◆ Exercise description
Skip all pictures, then print the remaining material exactly.

◆ Recorded data

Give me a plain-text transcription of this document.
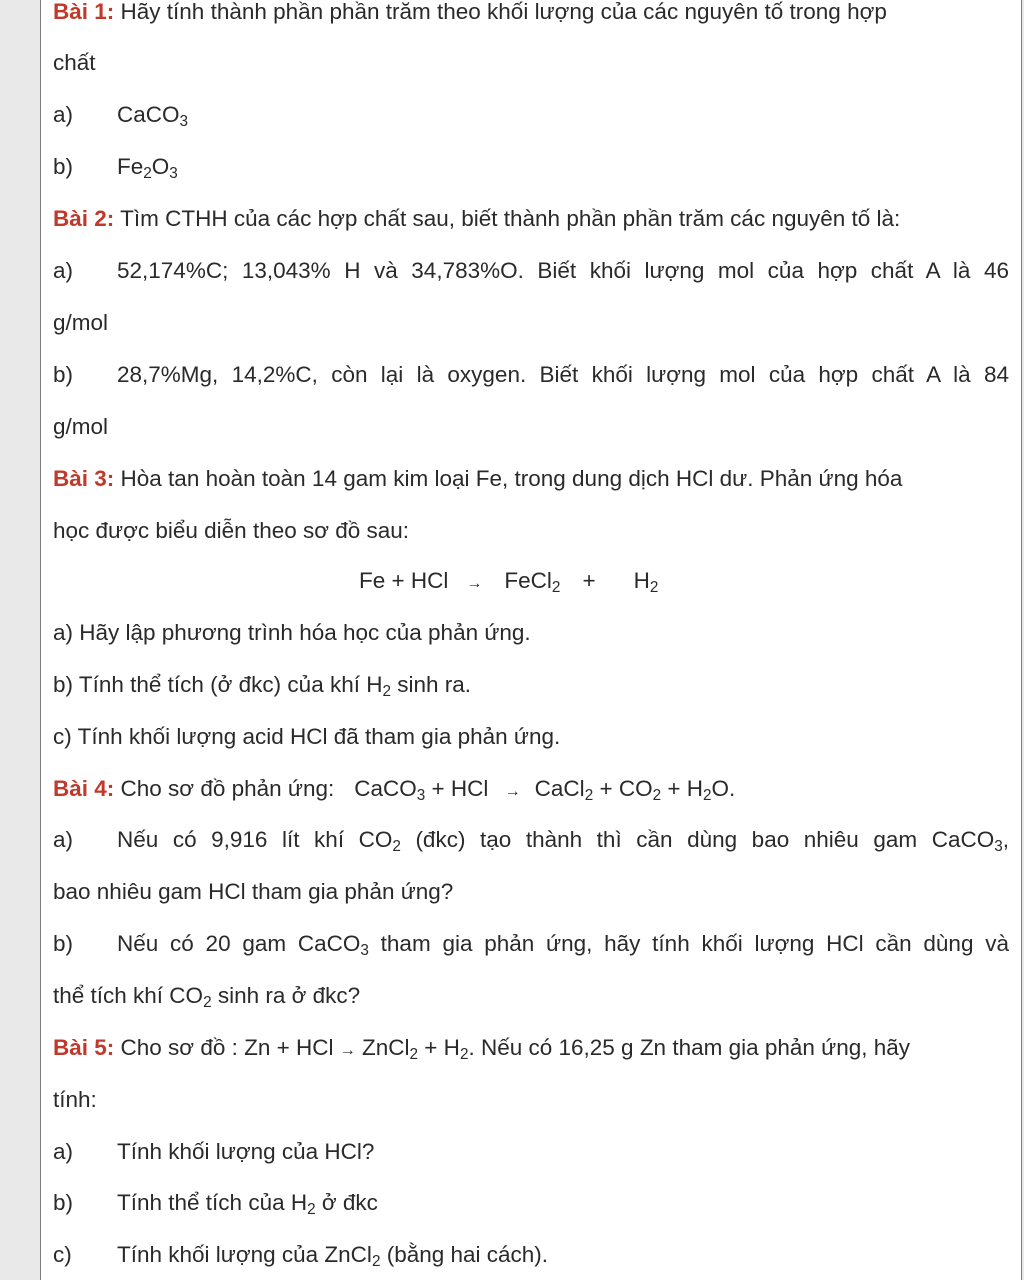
Bài 1: Hãy tính thành phần phần trăm theo khối lượng của các nguyên tố trong hợp
chất
a) CaCO$_3$
b) $Fe_2O_3$
Bài 2: Tìm CTHH của các hợp chất sau, biết thành phần phần trăm các nguyên tố là:
a) 52,174%C; 13,043% H và 34,783%O. Biết khối lượng mol của hợp chất A là 46
g/mol
b) 28,7%Mg, 14,2%C, còn lại là oxygen. Biết khối lượng mol của hợp chất A là 84
g/mol
Bài 3: Hòa tan hoàn toàn 14 gam kim loại Fe, trong dung dịch HCl dư. Phản ứng hóa
học được biểu diễn theo sơ đồ sau:
Fe + HCl → FeCl$_2$ + $H_2$
a) Hãy lập phương trình hóa học của phản ứng.
b) Tính thể tích (ở đkc) của khí $H_2$ sinh ra.
c) Tính khối lượng acid HCl đã tham gia phản ứng.
Bài 4: Cho sơ đồ phản ứng: CaCO$_3$ + HCl → CaCl$_2$ + $CO_2 + H_2O$.
a) Nếu có 9,916 lít khí $CO_2$ (đkc) tạo thành thì cần dùng bao nhiêu gam CaCO$_3$,
bao nhiêu gam HCl tham gia phản ứng?
b) Nếu có 20 gam CaCO$_3$ tham gia phản ứng, hãy tính khối lượng HCl cần dùng và
thể tích khí $CO_2$ sinh ra ở đkc?
Bài 5: Cho sơ đồ : Zn + HCl → ZnCl$_2$ + $H_2$. Nếu có 16,25 g Zn tham gia phản ứng, hãy
tính:
a) Tính khối lượng của HCl?
b) Tính thể tích của $H_2$ ở đkc
c) Tính khối lượng của ZnCl$_2$ (bằng hai cách).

◆ Reply
Give me a plain-text transcription of this document.
Bài 1: Hãy tính thành phần phần trăm theo khối lượng của các nguyên tố trong hợp
chất
a) CaCO$_3$
b) $Fe_2O_3$
Bài 2: Tìm CTHH của các hợp chất sau, biết thành phần phần trăm các nguyên tố là:
a) 52,174%C; 13,043% H và 34,783%O. Biết khối lượng mol của hợp chất A là 46
g/mol
b) 28,7%Mg, 14,2%C, còn lại là oxygen. Biết khối lượng mol của hợp chất A là 84
g/mol
Bài 3: Hòa tan hoàn toàn 14 gam kim loại Fe, trong dung dịch HCl dư. Phản ứng hóa
học được biểu diễn theo sơ đồ sau:
Fe + HCl → FeCl$_2$ + $H_2$
a) Hãy lập phương trình hóa học của phản ứng.
b) Tính thể tích (ở đkc) của khí $H_2$ sinh ra.
c) Tính khối lượng acid HCl đã tham gia phản ứng.
Bài 4: Cho sơ đồ phản ứng: CaCO$_3$ + HCl → CaCl$_2$ + $CO_2 + H_2O$.
a) Nếu có 9,916 lít khí $CO_2$ (đkc) tạo thành thì cần dùng bao nhiêu gam CaCO$_3$,
bao nhiêu gam HCl tham gia phản ứng?
b) Nếu có 20 gam CaCO$_3$ tham gia phản ứng, hãy tính khối lượng HCl cần dùng và
thể tích khí $CO_2$ sinh ra ở đkc?
Bài 5: Cho sơ đồ : Zn + HCl → ZnCl$_2$ + $H_2$. Nếu có 16,25 g Zn tham gia phản ứng, hãy
tính:
a) Tính khối lượng của HCl?
b) Tính thể tích của $H_2$ ở đkc
c) Tính khối lượng của ZnCl$_2$ (bằng hai cách).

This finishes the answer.